■ Problem details: Transcribe every line of the records verbatim.

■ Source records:
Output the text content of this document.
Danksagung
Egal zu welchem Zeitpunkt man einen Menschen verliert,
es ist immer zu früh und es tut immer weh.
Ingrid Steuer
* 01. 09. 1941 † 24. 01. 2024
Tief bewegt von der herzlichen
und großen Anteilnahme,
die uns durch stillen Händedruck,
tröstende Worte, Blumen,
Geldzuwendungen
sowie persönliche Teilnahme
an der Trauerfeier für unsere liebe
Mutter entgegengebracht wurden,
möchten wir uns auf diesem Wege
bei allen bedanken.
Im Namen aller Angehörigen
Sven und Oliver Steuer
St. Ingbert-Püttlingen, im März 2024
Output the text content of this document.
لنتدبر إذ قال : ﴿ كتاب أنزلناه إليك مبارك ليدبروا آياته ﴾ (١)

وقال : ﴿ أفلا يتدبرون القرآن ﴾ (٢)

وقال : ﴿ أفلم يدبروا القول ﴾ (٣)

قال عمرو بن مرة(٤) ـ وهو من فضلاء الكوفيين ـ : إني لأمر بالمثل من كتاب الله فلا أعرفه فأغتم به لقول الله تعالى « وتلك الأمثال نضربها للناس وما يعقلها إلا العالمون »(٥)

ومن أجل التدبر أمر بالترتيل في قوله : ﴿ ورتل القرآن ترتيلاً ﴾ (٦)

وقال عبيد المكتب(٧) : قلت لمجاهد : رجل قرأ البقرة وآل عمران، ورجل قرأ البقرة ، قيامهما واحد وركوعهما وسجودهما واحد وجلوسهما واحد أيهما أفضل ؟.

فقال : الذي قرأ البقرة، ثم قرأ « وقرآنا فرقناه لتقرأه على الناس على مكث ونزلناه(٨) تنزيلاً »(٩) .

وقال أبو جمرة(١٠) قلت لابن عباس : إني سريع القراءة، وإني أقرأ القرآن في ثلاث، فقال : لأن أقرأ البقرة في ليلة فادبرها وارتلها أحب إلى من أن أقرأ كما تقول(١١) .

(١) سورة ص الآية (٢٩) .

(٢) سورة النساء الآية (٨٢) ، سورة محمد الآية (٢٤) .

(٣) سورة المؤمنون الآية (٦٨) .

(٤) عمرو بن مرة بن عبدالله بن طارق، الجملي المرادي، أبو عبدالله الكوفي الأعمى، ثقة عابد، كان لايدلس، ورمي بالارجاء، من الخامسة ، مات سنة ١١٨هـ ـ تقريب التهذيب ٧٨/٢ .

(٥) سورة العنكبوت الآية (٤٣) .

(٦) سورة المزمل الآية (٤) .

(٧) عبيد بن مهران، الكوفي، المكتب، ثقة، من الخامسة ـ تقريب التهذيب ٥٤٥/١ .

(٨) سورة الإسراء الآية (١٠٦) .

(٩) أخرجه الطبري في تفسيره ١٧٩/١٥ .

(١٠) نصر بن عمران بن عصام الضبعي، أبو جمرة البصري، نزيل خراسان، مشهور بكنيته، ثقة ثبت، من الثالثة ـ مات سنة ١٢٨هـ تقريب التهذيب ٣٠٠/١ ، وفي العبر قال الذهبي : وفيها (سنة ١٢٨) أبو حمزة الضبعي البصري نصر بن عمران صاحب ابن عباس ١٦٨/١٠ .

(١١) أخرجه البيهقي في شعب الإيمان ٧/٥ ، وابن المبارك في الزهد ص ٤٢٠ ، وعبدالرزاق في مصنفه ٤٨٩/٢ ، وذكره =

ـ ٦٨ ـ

■ Solution to the problem:
Output the text content of this document.
Danksagung
Egal zu welchem Zeitpunkt man einen Menschen verliert,
es ist immer zu früh und es tut immer weh.
Ingrid Steuer
* 01. 09. 1941 † 24. 01. 2024
Tief bewegt von der herzlichen
und großen Anteilnahme,
die uns durch stillen Händedruck,
tröstende Worte, Blumen,
Geldzuwendungen
sowie persönliche Teilnahme
an der Trauerfeier für unsere liebe
Mutter entgegengebracht wurden,
möchten wir uns auf diesem Wege
bei allen bedanken.
Im Namen aller Angehörigen
Sven und Oliver Steuer
St. Ingbert-Püttlingen, im März 2024
Output the text content of this document.
لنتدبر إذ قال : ﴿ كتاب أنزلناه إليك مبارك ليدبروا آياته ﴾ (١)

وقال : ﴿ أفلا يتدبرون القرآن ﴾ (٢)

وقال : ﴿ أفلم يدبروا القول ﴾ (٣)

قال عمرو بن مرة(٤) ـ وهو من فضلاء الكوفيين ـ : إني لأمر بالمثل من كتاب الله فلا أعرفه فأغتم به لقول الله تعالى « وتلك الأمثال نضربها للناس وما يعقلها إلا العالمون »(٥)

ومن أجل التدبر أمر بالترتيل في قوله : ﴿ ورتل القرآن ترتيلاً ﴾ (٦)

وقال عبيد المكتب(٧) : قلت لمجاهد : رجل قرأ البقرة وآل عمران، ورجل قرأ البقرة ، قيامهما واحد وركوعهما وسجودهما واحد وجلوسهما واحد أيهما أفضل ؟.

فقال : الذي قرأ البقرة، ثم قرأ « وقرآنا فرقناه لتقرأه على الناس على مكث ونزلناه(٨) تنزيلاً »(٩) .

وقال أبو جمرة(١٠) قلت لابن عباس : إني سريع القراءة، وإني أقرأ القرآن في ثلاث، فقال : لأن أقرأ البقرة في ليلة فادبرها وارتلها أحب إلى من أن أقرأ كما تقول(١١) .

(١) سورة ص الآية (٢٩) .

(٢) سورة النساء الآية (٨٢) ، سورة محمد الآية (٢٤) .

(٣) سورة المؤمنون الآية (٦٨) .

(٤) عمرو بن مرة بن عبدالله بن طارق، الجملي المرادي، أبو عبدالله الكوفي الأعمى، ثقة عابد، كان لايدلس، ورمي بالارجاء، من الخامسة ، مات سنة ١١٨هـ ـ تقريب التهذيب ٧٨/٢ .

(٥) سورة العنكبوت الآية (٤٣) .

(٦) سورة المزمل الآية (٤) .

(٧) عبيد بن مهران، الكوفي، المكتب، ثقة، من الخامسة ـ تقريب التهذيب ٥٤٥/١ .

(٨) سورة الإسراء الآية (١٠٦) .

(٩) أخرجه الطبري في تفسيره ١٧٩/١٥ .

(١٠) نصر بن عمران بن عصام الضبعي، أبو جمرة البصري، نزيل خراسان، مشهور بكنيته، ثقة ثبت، من الثالثة ـ مات سنة ١٢٨هـ تقريب التهذيب ٣٠٠/١ ، وفي العبر قال الذهبي : وفيها (سنة ١٢٨) أبو حمزة الضبعي البصري نصر بن عمران صاحب ابن عباس ١٦٨/١٠ .

(١١) أخرجه البيهقي في شعب الإيمان ٧/٥ ، وابن المبارك في الزهد ص ٤٢٠ ، وعبدالرزاق في مصنفه ٤٨٩/٢ ، وذكره =

ـ ٦٨ ـ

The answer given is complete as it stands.